▸ **Task description**
Please state the number of lines in the records below that contain the string "gonadotrophs", and nothing further.

(Dataset excerpts)

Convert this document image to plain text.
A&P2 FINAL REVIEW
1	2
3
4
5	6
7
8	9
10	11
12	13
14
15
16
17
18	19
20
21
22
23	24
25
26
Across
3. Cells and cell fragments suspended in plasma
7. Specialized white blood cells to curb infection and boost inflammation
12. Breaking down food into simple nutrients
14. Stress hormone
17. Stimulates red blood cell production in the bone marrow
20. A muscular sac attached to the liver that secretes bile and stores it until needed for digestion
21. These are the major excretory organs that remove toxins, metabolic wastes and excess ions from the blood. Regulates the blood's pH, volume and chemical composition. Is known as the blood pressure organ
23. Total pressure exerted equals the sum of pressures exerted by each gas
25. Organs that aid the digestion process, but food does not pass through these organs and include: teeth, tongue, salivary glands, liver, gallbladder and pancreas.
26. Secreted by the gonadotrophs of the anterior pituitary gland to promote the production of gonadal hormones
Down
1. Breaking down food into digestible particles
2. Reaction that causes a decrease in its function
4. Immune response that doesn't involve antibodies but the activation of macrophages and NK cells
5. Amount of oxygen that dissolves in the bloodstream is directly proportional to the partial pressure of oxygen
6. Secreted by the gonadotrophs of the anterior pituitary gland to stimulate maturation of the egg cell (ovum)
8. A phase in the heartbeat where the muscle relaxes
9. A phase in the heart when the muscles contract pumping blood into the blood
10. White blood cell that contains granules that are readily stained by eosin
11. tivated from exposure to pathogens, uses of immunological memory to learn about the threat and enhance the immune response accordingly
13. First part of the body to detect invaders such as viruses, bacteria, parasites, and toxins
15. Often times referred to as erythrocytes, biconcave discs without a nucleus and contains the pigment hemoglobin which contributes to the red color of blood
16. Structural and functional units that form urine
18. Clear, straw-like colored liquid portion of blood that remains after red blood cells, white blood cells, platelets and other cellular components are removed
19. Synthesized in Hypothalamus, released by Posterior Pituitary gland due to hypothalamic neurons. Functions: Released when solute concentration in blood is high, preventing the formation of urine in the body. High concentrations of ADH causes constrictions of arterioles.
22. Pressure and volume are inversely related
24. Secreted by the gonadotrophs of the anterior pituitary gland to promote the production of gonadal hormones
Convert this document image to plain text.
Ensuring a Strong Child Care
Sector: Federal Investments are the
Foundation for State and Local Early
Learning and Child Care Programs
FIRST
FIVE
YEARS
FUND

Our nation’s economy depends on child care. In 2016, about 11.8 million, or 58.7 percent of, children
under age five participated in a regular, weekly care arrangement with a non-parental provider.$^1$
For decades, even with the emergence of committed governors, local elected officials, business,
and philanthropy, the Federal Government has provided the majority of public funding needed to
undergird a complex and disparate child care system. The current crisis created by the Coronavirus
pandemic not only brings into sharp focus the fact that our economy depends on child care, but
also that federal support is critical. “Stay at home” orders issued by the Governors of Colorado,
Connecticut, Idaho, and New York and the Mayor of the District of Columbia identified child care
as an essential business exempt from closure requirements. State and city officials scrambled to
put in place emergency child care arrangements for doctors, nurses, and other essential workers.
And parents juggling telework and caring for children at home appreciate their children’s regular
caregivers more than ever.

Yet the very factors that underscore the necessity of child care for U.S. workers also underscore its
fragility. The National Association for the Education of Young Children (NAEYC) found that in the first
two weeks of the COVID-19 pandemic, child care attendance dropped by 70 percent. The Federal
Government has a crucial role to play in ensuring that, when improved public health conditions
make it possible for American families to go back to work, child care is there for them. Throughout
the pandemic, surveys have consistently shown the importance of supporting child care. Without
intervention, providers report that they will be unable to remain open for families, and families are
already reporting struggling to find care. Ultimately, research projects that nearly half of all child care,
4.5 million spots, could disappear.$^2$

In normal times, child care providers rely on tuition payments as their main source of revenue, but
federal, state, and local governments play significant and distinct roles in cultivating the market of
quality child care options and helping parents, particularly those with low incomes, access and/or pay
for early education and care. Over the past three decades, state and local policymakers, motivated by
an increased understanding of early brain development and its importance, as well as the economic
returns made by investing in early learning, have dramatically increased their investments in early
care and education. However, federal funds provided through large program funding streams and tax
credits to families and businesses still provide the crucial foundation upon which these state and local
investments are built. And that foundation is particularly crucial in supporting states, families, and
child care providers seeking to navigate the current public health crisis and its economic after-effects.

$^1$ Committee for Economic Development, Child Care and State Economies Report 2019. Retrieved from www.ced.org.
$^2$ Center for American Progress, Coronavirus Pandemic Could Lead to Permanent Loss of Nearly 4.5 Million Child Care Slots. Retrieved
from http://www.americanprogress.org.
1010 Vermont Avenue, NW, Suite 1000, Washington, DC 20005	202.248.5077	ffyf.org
==
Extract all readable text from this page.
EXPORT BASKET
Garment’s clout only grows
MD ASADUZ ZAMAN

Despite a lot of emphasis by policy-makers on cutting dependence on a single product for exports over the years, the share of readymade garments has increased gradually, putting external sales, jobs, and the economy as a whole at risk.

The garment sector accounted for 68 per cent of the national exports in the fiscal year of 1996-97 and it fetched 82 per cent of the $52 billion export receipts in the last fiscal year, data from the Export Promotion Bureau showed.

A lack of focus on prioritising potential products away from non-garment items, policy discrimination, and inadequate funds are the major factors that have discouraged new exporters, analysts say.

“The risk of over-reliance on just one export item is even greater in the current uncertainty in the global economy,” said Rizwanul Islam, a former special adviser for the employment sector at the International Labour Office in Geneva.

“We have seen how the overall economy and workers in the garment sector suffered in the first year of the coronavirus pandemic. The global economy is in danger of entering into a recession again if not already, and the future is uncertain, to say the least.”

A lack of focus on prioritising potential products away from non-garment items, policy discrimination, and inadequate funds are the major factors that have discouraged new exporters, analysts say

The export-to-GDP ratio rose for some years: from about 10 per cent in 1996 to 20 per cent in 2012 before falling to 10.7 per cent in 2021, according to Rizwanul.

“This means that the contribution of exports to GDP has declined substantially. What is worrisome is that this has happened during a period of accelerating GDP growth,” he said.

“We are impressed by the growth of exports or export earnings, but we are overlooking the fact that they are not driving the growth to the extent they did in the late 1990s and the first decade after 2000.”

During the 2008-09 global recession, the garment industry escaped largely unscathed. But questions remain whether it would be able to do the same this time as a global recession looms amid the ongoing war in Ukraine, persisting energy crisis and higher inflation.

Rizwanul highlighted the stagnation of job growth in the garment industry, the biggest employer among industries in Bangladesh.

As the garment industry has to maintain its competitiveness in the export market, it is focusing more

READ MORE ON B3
---
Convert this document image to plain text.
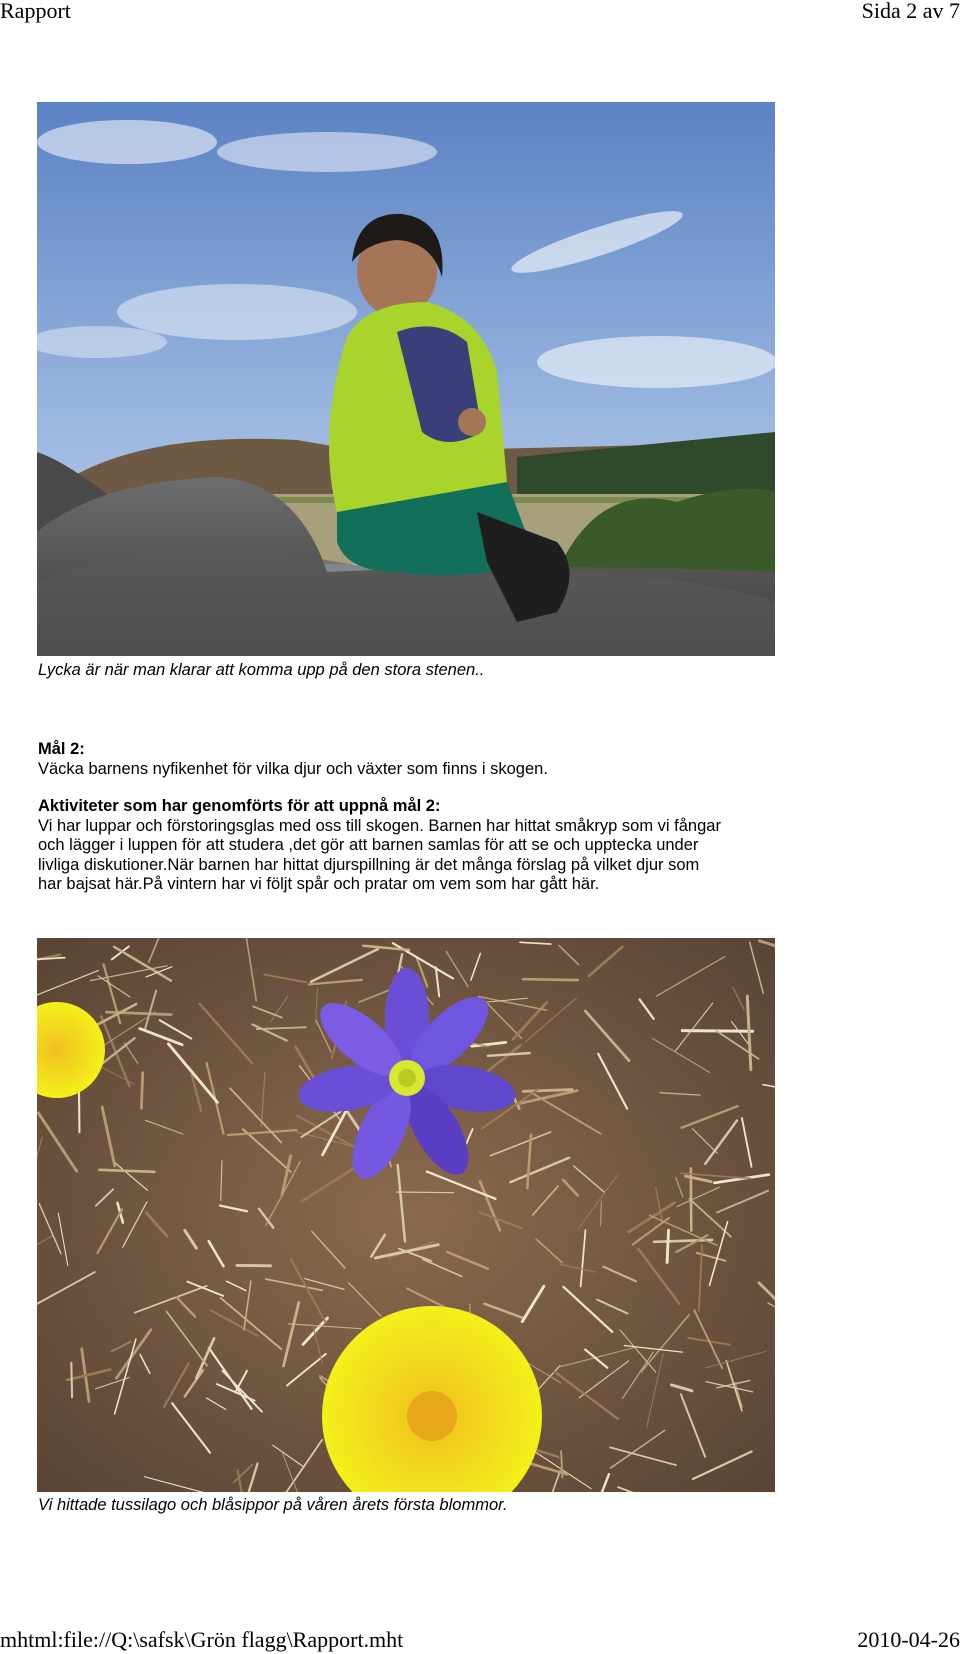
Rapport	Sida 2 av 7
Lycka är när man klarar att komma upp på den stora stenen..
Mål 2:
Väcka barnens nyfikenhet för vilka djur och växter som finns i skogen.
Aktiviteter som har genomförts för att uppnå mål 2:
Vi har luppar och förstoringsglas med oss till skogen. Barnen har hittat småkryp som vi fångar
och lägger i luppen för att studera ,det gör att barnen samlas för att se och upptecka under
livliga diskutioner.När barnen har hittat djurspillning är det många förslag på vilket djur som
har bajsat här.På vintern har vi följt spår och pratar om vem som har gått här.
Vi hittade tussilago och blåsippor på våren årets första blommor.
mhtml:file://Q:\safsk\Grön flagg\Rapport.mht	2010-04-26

▸ **Task result**
3